[Start of Recorded data]
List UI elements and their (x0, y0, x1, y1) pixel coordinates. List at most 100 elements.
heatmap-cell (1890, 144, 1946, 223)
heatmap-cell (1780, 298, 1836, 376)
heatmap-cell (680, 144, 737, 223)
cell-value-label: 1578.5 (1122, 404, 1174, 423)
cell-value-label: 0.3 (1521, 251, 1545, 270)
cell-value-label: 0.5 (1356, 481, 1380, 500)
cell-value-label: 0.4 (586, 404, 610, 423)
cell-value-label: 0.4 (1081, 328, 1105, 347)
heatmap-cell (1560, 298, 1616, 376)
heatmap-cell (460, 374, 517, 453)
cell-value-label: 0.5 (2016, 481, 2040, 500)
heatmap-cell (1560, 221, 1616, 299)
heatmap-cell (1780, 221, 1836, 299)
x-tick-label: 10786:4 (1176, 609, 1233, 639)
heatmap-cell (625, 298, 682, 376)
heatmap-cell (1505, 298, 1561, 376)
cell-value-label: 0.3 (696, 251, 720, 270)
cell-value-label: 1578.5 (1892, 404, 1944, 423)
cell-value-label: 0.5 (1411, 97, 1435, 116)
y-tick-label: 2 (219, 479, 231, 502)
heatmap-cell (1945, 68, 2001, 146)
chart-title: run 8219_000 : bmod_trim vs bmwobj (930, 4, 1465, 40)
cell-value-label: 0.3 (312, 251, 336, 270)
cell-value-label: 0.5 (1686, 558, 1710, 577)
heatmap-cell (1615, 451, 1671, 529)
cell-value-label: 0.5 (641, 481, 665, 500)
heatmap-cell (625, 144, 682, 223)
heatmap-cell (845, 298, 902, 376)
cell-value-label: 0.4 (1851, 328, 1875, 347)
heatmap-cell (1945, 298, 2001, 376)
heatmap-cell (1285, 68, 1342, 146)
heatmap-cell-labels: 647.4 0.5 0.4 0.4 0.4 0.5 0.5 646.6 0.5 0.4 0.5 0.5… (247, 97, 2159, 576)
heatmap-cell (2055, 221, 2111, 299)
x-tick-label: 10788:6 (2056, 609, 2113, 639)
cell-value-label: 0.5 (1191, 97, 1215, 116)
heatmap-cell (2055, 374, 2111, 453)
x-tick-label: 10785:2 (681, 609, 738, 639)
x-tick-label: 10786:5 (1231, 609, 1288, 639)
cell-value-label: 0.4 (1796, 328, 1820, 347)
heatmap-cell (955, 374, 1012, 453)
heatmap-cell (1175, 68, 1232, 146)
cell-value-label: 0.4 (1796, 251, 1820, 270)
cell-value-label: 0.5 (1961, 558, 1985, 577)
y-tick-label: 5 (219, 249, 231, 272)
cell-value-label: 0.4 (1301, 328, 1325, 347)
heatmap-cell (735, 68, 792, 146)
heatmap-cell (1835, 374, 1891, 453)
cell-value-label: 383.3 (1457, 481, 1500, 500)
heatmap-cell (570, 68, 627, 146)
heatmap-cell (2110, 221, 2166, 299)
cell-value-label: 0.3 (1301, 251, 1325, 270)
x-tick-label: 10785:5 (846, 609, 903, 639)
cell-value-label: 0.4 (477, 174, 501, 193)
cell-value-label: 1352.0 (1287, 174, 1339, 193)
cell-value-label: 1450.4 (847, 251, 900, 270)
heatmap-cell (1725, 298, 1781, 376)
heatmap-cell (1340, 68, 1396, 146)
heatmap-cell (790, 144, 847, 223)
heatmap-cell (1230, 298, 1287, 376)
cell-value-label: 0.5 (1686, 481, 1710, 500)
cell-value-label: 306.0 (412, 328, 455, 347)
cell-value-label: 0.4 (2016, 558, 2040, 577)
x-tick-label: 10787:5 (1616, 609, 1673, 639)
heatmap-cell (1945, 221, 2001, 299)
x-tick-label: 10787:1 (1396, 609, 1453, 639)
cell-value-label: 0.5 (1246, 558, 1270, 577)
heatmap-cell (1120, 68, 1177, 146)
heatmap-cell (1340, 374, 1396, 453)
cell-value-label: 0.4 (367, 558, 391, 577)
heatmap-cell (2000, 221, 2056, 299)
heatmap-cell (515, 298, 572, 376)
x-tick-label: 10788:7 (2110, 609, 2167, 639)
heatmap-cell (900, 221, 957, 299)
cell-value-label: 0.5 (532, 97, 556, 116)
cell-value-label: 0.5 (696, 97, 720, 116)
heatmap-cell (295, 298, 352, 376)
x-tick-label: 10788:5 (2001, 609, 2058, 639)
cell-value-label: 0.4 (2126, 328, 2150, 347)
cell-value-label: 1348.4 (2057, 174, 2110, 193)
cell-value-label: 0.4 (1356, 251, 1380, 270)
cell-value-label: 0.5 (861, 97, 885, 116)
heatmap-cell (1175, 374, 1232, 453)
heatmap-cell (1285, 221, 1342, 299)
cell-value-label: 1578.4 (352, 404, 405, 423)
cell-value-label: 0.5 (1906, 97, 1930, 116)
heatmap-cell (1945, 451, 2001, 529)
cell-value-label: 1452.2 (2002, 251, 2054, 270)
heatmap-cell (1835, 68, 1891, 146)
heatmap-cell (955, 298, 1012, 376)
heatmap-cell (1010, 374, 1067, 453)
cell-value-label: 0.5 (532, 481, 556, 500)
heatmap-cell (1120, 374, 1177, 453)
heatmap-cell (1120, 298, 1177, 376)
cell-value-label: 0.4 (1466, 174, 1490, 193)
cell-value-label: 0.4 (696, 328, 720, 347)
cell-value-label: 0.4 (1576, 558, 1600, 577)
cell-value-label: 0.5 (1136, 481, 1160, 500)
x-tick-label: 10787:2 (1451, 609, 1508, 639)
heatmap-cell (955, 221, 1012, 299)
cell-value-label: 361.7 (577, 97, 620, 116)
[End of Recorded data]
Directions for this task:
Please reproduce the records above, swapping "x-tick-label" for "x-axis-label" wherever it appears and keeping everything else the same.

Answer below:
List UI elements and their (x0, y0, x1, y1) pixel coordinates. List at most 100 elements.
heatmap-cell (1890, 144, 1946, 223)
heatmap-cell (1780, 298, 1836, 376)
heatmap-cell (680, 144, 737, 223)
cell-value-label: 1578.5 (1122, 404, 1174, 423)
cell-value-label: 0.3 (1521, 251, 1545, 270)
cell-value-label: 0.5 (1356, 481, 1380, 500)
cell-value-label: 0.4 (586, 404, 610, 423)
cell-value-label: 0.4 (1081, 328, 1105, 347)
heatmap-cell (1560, 298, 1616, 376)
heatmap-cell (460, 374, 517, 453)
cell-value-label: 0.5 (2016, 481, 2040, 500)
heatmap-cell (1560, 221, 1616, 299)
heatmap-cell (1780, 221, 1836, 299)
x-axis-label: 10786:4 (1176, 609, 1233, 639)
heatmap-cell (625, 298, 682, 376)
heatmap-cell (1505, 298, 1561, 376)
cell-value-label: 0.3 (696, 251, 720, 270)
cell-value-label: 1578.5 (1892, 404, 1944, 423)
cell-value-label: 0.5 (1411, 97, 1435, 116)
y-tick-label: 2 (219, 479, 231, 502)
heatmap-cell (1945, 68, 2001, 146)
chart-title: run 8219_000 : bmod_trim vs bmwobj (930, 4, 1465, 40)
cell-value-label: 0.3 (312, 251, 336, 270)
cell-value-label: 0.5 (1686, 558, 1710, 577)
heatmap-cell (1615, 451, 1671, 529)
cell-value-label: 0.5 (641, 481, 665, 500)
heatmap-cell (625, 144, 682, 223)
heatmap-cell (845, 298, 902, 376)
cell-value-label: 0.4 (1851, 328, 1875, 347)
heatmap-cell (1945, 298, 2001, 376)
heatmap-cell (1285, 68, 1342, 146)
heatmap-cell-labels: 647.4 0.5 0.4 0.4 0.4 0.5 0.5 646.6 0.5 0.4 0.5 0.5… (247, 97, 2159, 576)
heatmap-cell (2055, 221, 2111, 299)
x-axis-label: 10788:6 (2056, 609, 2113, 639)
cell-value-label: 0.5 (1191, 97, 1215, 116)
heatmap-cell (2055, 374, 2111, 453)
x-axis-label: 10785:2 (681, 609, 738, 639)
x-axis-label: 10786:5 (1231, 609, 1288, 639)
cell-value-label: 0.4 (1796, 328, 1820, 347)
heatmap-cell (955, 374, 1012, 453)
heatmap-cell (1175, 68, 1232, 146)
cell-value-label: 0.4 (1796, 251, 1820, 270)
cell-value-label: 0.5 (1961, 558, 1985, 577)
y-tick-label: 5 (219, 249, 231, 272)
cell-value-label: 0.4 (1301, 328, 1325, 347)
heatmap-cell (735, 68, 792, 146)
heatmap-cell (1835, 374, 1891, 453)
cell-value-label: 383.3 (1457, 481, 1500, 500)
heatmap-cell (570, 68, 627, 146)
heatmap-cell (2110, 221, 2166, 299)
cell-value-label: 0.3 (1301, 251, 1325, 270)
x-axis-label: 10785:5 (846, 609, 903, 639)
cell-value-label: 0.4 (477, 174, 501, 193)
cell-value-label: 1352.0 (1287, 174, 1339, 193)
cell-value-label: 1450.4 (847, 251, 900, 270)
heatmap-cell (1725, 298, 1781, 376)
heatmap-cell (1340, 68, 1396, 146)
heatmap-cell (790, 144, 847, 223)
heatmap-cell (1230, 298, 1287, 376)
cell-value-label: 0.5 (1686, 481, 1710, 500)
cell-value-label: 306.0 (412, 328, 455, 347)
cell-value-label: 0.4 (2016, 558, 2040, 577)
x-axis-label: 10787:5 (1616, 609, 1673, 639)
heatmap-cell (1945, 221, 2001, 299)
x-axis-label: 10787:1 (1396, 609, 1453, 639)
cell-value-label: 0.5 (1246, 558, 1270, 577)
heatmap-cell (1120, 68, 1177, 146)
heatmap-cell (1340, 374, 1396, 453)
cell-value-label: 0.4 (367, 558, 391, 577)
heatmap-cell (2000, 221, 2056, 299)
heatmap-cell (515, 298, 572, 376)
x-axis-label: 10788:7 (2110, 609, 2167, 639)
heatmap-cell (900, 221, 957, 299)
cell-value-label: 0.5 (532, 97, 556, 116)
cell-value-label: 0.5 (696, 97, 720, 116)
heatmap-cell (295, 298, 352, 376)
x-axis-label: 10788:5 (2001, 609, 2058, 639)
cell-value-label: 0.4 (2126, 328, 2150, 347)
cell-value-label: 1348.4 (2057, 174, 2110, 193)
cell-value-label: 0.4 (1356, 251, 1380, 270)
cell-value-label: 0.5 (861, 97, 885, 116)
heatmap-cell (1175, 374, 1232, 453)
heatmap-cell (1285, 221, 1342, 299)
cell-value-label: 1578.4 (352, 404, 405, 423)
cell-value-label: 0.5 (1906, 97, 1930, 116)
heatmap-cell (1945, 451, 2001, 529)
cell-value-label: 1452.2 (2002, 251, 2054, 270)
heatmap-cell (1835, 68, 1891, 146)
heatmap-cell (955, 298, 1012, 376)
heatmap-cell (1010, 374, 1067, 453)
cell-value-label: 0.5 (532, 481, 556, 500)
heatmap-cell (1120, 374, 1177, 453)
heatmap-cell (1120, 298, 1177, 376)
cell-value-label: 0.4 (1466, 174, 1490, 193)
cell-value-label: 0.4 (696, 328, 720, 347)
cell-value-label: 0.4 (1576, 558, 1600, 577)
cell-value-label: 0.5 (1136, 481, 1160, 500)
x-axis-label: 10787:2 (1451, 609, 1508, 639)
heatmap-cell (955, 221, 1012, 299)
cell-value-label: 361.7 (577, 97, 620, 116)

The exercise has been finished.